If you had dined at the Grand Pacific Hotel in Chicago in 1880 for the Annual Game Dinner, you might have had a hard time choosing among the 50 species offered. If Ham of Black Bear didn’t tempt you, maybe Ragout of Squirrel à la Française was your jam. One would expect to be charmed by some anachronistic dishes (and rock bottom prices) at an exhibition of vintage menus. But there is much more than kitsch value to “A Century of Dining Out: The American Story in Menus, 1841–1941” and plenty of subtext between the appetizer and dessert sections.
The show, which opened in April at The Groiler Club in Manhattan and runs until July 29, lives up to its name. Free of charge and open to non-members, it idiosyncratically and chronologically tells the story of American gastronomy, and the country itself—in menus. These include menus from restaurants, banquets, soup kitchens, private yachts, and even houses of ill repute.
“It’s like a 15-degree slice of history,” said collector Henry Voigt, who adroitly curated the show and wrote the accompanying catalogue. “You’re looking from a different perspective. It’s not just what people were eating, but what they were doing, with whom they were doing it, and what they valued. It’s a mirror of society. Yes, it runs along class lines, but it represents all classes in various ways. They’re minor historic documents that reflect everyday life.”
He continued, “I reflect on not only just the upper classes, but women’s history, African American history, and what’s dubbed economic precarity, meaning people who have been pushed from a livable life by war and financial crisis. These menus are very rare. Who saved a menu from a soup kitchen, saying, ‘I wanna remember this evening for the rest of my life?’”

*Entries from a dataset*
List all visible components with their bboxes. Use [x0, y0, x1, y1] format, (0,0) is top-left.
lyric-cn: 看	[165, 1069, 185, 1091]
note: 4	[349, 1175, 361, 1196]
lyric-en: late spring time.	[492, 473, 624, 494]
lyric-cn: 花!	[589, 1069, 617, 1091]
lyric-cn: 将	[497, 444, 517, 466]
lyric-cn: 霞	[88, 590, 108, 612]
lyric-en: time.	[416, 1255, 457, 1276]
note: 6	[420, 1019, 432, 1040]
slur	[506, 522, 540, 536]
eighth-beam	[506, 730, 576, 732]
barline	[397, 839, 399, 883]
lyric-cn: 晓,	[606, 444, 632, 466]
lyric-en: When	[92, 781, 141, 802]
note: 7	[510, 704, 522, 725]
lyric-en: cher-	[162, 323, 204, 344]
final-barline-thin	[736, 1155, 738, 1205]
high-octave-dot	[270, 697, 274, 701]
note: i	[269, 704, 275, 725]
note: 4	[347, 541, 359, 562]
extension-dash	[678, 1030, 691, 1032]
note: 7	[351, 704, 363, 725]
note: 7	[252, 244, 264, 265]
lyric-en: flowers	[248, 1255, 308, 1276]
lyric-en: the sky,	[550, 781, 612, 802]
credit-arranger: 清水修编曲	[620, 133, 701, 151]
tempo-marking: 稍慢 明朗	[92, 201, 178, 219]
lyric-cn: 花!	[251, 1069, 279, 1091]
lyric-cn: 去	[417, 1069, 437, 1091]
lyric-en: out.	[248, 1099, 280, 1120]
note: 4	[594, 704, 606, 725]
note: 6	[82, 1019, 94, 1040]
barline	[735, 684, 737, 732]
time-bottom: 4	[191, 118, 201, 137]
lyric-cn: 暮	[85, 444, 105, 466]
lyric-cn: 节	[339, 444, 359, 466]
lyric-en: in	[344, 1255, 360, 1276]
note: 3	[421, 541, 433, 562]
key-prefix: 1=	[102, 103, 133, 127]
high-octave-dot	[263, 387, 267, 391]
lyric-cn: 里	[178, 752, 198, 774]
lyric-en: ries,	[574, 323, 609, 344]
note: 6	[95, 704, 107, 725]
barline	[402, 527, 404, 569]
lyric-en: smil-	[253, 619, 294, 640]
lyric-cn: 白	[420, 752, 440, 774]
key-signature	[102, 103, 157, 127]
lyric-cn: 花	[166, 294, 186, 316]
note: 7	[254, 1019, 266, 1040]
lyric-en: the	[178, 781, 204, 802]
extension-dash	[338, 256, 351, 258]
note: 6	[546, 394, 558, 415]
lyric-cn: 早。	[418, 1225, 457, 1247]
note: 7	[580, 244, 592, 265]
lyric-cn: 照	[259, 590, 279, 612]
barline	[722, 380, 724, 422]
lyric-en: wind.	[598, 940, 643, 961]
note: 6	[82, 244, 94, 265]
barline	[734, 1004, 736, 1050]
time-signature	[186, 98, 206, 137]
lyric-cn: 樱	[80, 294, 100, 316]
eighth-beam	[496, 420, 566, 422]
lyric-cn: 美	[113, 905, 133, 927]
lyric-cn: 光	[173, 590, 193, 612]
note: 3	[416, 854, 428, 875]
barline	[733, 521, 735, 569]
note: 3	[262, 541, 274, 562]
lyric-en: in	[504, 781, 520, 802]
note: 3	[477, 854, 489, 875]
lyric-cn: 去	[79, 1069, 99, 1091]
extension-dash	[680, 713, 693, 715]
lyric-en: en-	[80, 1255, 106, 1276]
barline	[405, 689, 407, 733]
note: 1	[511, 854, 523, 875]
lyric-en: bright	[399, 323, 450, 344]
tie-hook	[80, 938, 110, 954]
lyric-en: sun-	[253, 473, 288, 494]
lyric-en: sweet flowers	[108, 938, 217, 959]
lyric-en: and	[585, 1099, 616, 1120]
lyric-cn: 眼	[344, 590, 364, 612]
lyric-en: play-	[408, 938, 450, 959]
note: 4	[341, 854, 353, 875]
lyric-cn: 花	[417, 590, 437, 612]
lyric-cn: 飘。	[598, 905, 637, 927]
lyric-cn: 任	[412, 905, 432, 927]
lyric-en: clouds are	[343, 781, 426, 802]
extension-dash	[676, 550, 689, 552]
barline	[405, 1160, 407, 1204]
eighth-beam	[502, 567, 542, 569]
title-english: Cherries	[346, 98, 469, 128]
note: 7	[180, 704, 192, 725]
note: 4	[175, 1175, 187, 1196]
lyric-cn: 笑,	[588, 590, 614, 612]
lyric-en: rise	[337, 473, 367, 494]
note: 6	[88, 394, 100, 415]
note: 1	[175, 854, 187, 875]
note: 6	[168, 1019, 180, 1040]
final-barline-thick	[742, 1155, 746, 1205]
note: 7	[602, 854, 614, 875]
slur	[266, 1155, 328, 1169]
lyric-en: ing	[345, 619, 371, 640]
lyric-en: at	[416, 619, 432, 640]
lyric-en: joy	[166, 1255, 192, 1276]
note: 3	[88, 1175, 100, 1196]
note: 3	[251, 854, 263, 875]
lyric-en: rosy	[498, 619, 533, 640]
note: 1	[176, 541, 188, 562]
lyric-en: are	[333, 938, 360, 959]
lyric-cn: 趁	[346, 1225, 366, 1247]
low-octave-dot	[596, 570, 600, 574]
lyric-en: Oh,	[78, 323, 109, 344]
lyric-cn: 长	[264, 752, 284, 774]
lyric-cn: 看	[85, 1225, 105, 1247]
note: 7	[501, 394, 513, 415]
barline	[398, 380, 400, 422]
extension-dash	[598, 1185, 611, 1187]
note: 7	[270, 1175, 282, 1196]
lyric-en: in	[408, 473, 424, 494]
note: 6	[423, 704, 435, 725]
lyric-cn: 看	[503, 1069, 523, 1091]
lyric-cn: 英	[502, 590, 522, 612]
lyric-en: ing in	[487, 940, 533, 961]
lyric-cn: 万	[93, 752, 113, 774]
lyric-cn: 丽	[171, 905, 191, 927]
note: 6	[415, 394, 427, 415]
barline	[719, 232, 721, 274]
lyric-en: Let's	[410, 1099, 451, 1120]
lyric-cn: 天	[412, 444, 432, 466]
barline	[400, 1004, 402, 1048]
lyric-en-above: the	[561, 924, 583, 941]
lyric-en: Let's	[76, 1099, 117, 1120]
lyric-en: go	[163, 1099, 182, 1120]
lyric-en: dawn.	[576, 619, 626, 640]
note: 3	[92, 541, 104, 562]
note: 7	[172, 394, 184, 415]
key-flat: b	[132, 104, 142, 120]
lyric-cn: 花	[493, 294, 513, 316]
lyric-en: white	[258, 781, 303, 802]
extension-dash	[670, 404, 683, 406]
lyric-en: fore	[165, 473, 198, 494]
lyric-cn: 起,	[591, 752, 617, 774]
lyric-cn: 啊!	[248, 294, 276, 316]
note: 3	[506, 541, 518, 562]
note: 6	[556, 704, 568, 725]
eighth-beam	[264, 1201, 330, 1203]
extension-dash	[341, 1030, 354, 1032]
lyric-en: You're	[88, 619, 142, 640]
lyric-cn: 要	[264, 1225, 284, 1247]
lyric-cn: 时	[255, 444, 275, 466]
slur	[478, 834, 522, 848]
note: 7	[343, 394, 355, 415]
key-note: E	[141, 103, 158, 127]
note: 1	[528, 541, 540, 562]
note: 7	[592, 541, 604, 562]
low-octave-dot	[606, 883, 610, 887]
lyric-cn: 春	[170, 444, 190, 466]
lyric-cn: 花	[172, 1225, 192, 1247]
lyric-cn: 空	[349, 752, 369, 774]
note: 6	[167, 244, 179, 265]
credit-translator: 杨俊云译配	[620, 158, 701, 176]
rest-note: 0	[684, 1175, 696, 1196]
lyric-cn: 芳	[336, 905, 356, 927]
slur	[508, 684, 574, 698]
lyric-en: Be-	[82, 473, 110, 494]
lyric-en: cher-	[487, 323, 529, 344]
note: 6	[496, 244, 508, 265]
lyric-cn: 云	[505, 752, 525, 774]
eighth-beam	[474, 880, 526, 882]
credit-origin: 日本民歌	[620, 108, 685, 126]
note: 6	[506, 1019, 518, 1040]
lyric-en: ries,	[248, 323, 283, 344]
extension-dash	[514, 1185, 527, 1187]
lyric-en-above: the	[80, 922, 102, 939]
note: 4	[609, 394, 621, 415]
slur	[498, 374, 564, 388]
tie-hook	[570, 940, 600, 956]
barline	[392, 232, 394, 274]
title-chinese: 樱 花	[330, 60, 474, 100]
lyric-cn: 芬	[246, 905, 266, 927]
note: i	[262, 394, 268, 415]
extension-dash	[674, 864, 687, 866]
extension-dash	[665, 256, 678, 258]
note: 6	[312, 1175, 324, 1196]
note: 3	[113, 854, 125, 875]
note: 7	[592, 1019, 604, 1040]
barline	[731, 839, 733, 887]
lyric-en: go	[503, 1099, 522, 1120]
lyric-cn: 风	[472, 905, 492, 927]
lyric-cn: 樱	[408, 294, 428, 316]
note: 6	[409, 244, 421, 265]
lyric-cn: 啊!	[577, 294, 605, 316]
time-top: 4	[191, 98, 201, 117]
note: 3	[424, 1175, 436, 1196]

*What you need to do*
Answer these questions using the article on the vintage menu exhibition:
(a) How many species were offered at the 1880 Annual Game Dinner at the Grand Pacific Hotel in Chicago?
(b) Until what date does the show run?
(c) Which collector curated the show and wrote its catalogue?

*Answer below*
(a) 50
(b) July 29
(c) Henry Voigt